START

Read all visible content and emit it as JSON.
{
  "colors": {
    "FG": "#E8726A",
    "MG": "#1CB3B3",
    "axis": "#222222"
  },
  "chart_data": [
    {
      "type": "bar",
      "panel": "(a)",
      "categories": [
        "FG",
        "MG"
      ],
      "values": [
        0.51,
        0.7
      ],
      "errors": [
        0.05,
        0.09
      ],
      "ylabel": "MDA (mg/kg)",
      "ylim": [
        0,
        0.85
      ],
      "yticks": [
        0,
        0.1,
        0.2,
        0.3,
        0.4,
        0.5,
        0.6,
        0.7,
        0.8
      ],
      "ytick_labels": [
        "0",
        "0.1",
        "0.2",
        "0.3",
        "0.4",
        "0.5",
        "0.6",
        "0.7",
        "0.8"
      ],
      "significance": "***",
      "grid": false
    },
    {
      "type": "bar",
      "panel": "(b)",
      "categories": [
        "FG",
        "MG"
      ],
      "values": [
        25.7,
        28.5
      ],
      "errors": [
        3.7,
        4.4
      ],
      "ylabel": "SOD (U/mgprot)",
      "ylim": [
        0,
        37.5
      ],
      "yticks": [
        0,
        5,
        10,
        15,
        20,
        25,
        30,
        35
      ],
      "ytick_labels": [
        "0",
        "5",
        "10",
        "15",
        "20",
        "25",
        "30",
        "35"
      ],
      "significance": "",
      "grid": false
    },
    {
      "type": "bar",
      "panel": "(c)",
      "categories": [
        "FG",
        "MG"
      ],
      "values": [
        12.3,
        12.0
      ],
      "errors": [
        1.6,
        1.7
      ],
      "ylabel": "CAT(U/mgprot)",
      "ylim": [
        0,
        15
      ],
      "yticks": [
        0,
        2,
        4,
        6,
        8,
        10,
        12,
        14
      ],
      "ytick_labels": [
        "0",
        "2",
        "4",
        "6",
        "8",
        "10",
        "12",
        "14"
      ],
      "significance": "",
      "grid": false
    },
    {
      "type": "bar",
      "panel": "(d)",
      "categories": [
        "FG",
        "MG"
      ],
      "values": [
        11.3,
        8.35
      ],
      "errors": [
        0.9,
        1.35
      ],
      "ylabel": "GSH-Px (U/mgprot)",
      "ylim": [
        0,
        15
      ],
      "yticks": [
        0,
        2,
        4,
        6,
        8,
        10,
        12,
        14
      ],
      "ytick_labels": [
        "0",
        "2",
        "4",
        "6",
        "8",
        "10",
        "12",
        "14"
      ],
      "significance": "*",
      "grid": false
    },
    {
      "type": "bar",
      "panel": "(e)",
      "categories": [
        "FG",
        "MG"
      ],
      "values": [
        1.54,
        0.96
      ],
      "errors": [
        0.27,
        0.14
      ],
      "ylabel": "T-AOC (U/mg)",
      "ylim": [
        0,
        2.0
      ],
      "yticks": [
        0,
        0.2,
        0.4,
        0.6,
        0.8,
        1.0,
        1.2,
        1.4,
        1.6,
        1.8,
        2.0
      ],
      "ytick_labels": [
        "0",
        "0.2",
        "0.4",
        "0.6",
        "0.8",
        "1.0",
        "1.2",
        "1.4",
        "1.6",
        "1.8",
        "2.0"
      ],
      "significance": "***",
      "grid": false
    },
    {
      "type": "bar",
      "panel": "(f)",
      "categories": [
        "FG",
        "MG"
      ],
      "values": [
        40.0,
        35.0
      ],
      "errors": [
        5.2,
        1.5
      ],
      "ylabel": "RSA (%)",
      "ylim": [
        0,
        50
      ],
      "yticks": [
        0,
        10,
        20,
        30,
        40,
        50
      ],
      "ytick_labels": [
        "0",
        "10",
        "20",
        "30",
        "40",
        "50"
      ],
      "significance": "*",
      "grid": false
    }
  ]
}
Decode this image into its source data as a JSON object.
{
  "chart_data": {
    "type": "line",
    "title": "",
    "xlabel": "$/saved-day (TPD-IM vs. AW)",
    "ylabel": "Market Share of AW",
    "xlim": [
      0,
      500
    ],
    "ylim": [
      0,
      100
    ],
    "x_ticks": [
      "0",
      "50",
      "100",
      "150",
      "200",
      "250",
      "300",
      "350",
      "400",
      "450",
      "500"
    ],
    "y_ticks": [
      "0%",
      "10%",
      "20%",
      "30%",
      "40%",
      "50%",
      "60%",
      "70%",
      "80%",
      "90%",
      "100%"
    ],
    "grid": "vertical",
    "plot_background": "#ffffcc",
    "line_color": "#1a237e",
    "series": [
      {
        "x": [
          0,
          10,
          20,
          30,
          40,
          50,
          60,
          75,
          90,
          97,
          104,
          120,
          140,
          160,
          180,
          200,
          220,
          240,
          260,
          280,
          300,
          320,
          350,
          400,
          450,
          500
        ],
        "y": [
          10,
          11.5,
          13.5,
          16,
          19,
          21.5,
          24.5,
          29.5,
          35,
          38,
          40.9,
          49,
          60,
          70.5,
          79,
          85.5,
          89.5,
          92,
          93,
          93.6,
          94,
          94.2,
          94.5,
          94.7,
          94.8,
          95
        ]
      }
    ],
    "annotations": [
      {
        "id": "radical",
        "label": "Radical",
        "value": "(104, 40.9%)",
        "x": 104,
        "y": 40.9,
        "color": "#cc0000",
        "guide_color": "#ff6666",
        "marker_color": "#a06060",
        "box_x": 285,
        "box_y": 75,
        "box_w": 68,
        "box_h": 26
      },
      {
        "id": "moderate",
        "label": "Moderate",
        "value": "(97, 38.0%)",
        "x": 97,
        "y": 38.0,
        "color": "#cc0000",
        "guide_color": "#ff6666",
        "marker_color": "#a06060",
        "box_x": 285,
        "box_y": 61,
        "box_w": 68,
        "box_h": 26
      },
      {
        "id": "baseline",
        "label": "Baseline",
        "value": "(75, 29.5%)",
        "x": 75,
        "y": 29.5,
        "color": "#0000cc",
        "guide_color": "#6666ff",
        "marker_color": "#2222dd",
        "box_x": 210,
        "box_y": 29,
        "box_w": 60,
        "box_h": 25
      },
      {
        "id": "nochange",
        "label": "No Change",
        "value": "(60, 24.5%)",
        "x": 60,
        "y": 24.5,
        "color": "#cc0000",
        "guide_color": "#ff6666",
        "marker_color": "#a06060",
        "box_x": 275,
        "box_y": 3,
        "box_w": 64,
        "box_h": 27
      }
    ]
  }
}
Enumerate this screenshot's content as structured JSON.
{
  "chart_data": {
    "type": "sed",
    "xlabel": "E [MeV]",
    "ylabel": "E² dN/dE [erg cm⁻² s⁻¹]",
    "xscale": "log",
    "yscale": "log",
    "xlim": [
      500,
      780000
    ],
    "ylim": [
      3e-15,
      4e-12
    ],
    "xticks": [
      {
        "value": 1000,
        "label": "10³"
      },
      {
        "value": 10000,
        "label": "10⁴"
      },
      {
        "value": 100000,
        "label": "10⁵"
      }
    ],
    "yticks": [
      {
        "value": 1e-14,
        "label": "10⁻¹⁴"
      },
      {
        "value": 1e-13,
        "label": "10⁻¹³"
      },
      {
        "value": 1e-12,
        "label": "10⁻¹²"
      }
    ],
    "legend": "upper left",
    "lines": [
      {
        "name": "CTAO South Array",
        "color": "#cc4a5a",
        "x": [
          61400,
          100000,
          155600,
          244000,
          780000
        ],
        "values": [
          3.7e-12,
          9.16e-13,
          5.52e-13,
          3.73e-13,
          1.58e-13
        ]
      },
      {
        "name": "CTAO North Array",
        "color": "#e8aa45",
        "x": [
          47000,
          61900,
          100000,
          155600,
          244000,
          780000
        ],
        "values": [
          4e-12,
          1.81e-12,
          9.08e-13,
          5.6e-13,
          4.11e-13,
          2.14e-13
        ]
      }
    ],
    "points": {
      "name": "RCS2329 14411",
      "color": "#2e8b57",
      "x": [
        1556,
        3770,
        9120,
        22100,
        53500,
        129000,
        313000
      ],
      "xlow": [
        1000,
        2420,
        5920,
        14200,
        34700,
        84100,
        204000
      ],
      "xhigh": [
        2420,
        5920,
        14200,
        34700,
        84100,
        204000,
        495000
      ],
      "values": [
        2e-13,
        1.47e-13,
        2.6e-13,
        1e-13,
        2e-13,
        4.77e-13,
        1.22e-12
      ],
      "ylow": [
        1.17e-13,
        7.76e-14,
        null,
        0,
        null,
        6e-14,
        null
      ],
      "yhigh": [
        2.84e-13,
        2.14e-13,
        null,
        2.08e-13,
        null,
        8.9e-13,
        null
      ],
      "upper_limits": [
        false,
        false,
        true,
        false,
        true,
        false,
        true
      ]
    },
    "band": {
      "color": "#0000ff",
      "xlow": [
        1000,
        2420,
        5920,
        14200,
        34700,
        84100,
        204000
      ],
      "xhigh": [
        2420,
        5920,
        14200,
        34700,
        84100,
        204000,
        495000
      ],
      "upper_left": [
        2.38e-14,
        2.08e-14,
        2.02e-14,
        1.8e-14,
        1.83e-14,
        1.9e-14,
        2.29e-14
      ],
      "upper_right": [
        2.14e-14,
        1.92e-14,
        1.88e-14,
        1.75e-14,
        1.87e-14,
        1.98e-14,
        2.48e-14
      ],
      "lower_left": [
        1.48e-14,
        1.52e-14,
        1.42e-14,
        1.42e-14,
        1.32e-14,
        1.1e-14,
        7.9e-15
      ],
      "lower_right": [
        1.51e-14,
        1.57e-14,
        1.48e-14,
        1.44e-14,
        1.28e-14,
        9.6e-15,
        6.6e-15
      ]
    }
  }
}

END

## [Work required]
Using the material above, report each line where "content" occurs.

## [Result of this exercise]
Read all visible content and emit it as JSON.
Enumerate this screenshot's content as structured JSON.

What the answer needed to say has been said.